- _Short task_
Identify the lines that contain the string "Antal" and copy all of them.

Structured figure records
-----

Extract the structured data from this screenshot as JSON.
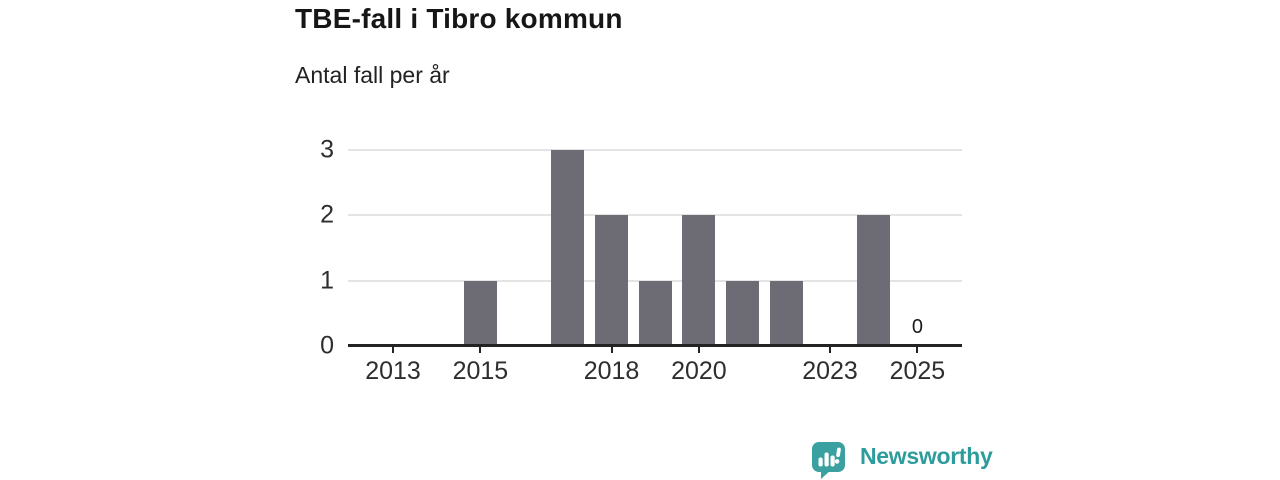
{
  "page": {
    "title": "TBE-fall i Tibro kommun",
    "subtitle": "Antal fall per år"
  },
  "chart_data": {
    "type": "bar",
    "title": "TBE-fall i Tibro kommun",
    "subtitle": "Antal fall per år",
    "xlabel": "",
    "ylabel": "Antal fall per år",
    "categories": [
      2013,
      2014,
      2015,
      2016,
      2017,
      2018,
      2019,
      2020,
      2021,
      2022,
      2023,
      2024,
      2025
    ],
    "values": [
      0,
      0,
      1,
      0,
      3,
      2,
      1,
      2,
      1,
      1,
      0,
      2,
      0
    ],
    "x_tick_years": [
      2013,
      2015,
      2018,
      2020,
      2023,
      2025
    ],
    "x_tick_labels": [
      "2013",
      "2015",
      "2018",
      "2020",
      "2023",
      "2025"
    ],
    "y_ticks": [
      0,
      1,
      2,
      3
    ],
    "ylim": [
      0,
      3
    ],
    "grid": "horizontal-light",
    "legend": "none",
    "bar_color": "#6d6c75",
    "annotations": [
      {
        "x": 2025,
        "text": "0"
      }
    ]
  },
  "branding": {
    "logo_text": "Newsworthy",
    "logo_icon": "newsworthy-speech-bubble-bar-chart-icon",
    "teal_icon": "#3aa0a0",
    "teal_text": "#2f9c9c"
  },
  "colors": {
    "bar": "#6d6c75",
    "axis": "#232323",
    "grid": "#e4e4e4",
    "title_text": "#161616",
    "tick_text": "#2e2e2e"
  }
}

-----

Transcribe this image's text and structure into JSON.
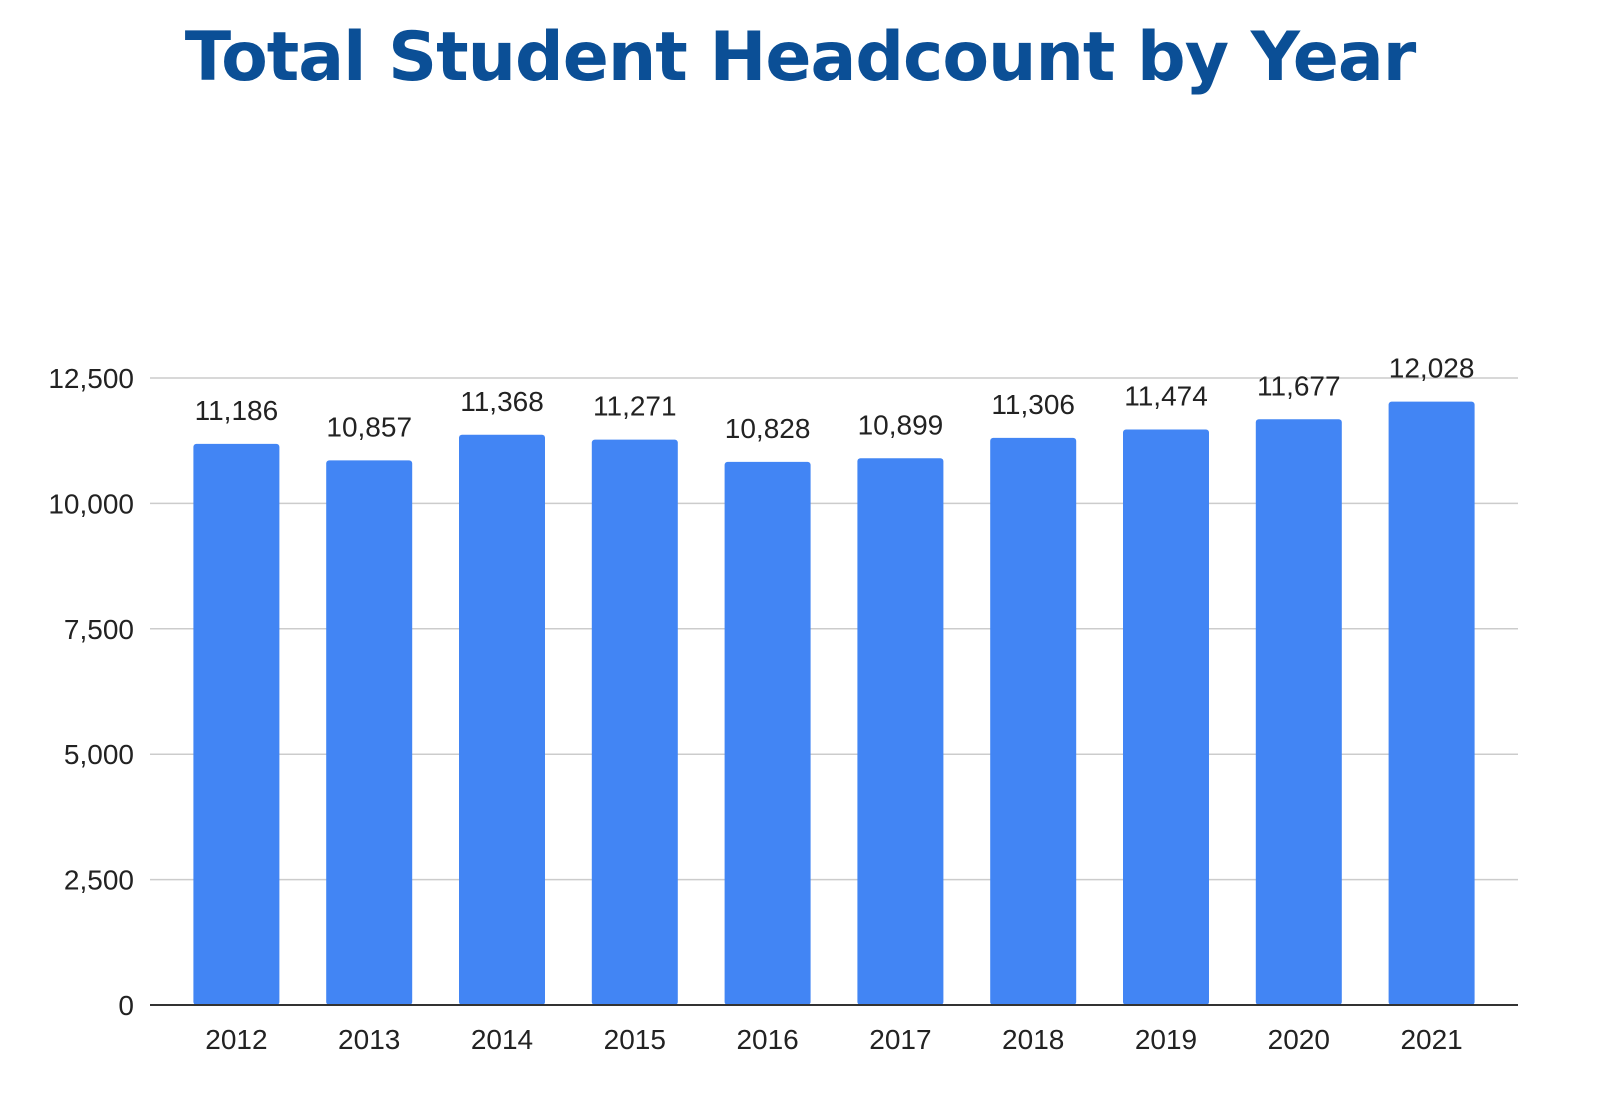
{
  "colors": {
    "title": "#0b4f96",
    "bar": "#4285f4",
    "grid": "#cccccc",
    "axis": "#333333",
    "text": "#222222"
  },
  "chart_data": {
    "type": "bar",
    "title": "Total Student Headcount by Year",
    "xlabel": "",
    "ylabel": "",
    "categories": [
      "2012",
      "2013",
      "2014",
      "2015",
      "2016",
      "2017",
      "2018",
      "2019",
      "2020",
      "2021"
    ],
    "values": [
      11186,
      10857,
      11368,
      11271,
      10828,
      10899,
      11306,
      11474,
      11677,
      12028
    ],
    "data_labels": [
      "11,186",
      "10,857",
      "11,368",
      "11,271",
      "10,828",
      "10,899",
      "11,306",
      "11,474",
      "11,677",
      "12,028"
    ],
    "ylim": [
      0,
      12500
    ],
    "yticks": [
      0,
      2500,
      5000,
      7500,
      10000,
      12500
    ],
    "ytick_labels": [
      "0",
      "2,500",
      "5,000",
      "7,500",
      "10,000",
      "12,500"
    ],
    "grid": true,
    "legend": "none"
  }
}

-----

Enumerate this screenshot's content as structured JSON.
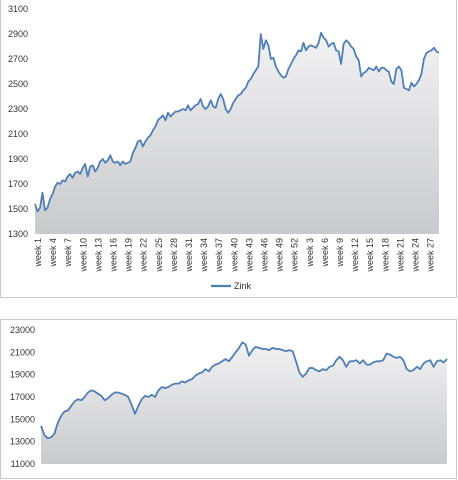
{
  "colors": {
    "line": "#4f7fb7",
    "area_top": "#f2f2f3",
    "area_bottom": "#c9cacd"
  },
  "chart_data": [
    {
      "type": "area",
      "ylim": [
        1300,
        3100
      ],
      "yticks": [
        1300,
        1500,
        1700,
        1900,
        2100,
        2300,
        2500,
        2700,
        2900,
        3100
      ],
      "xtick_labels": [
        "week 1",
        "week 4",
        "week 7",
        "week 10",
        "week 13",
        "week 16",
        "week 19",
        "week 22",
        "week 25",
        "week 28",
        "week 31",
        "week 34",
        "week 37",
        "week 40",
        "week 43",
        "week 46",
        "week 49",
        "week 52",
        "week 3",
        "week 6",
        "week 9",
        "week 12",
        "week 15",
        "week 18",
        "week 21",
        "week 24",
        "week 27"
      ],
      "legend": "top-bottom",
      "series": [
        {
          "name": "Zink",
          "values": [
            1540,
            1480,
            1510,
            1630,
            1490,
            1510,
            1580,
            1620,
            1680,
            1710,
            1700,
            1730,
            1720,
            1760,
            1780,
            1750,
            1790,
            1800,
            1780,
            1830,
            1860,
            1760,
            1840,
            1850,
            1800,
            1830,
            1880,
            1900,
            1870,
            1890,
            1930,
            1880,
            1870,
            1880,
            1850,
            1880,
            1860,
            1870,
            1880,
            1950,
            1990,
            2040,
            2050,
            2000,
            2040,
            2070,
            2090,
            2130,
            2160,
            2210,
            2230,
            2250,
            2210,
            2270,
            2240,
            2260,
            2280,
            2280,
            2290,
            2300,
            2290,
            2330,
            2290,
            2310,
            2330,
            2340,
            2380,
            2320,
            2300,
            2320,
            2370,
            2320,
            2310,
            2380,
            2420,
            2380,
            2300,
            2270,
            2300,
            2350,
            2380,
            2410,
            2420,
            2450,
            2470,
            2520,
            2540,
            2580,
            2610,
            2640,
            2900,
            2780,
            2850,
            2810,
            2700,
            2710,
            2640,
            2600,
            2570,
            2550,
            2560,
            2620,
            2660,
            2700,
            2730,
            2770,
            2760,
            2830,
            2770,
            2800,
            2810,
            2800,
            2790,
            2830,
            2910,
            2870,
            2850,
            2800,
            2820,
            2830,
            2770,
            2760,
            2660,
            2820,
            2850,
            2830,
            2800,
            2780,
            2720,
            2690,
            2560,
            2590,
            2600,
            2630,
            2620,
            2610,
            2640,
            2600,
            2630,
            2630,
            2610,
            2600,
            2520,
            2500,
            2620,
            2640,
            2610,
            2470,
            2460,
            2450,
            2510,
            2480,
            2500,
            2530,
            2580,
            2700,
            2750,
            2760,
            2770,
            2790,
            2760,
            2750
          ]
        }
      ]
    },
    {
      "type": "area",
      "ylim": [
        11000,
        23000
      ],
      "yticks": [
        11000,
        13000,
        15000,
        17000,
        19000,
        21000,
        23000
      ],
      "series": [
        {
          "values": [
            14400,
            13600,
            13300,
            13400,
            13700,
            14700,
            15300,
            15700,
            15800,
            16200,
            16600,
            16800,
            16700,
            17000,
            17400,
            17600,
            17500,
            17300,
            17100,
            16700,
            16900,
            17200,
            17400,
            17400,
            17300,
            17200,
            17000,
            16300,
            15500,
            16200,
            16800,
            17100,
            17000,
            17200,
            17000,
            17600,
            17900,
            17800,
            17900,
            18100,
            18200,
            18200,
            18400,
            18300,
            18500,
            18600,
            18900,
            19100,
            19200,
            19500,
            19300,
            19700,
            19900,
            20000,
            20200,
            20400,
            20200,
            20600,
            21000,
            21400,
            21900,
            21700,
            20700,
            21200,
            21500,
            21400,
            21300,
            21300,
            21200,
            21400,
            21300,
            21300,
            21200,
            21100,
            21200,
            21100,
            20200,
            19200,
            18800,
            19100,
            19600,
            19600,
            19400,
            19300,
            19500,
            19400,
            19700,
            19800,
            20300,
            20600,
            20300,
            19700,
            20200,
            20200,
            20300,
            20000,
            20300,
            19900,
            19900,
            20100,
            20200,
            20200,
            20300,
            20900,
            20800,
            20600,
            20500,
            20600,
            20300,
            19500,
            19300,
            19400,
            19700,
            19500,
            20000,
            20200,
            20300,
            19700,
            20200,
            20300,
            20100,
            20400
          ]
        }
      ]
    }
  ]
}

-----

- _The result_
    "subtitle": "Antal fall per år"
    "subtitle": "Antal fall per år",
    "ylabel": "Antal fall per år",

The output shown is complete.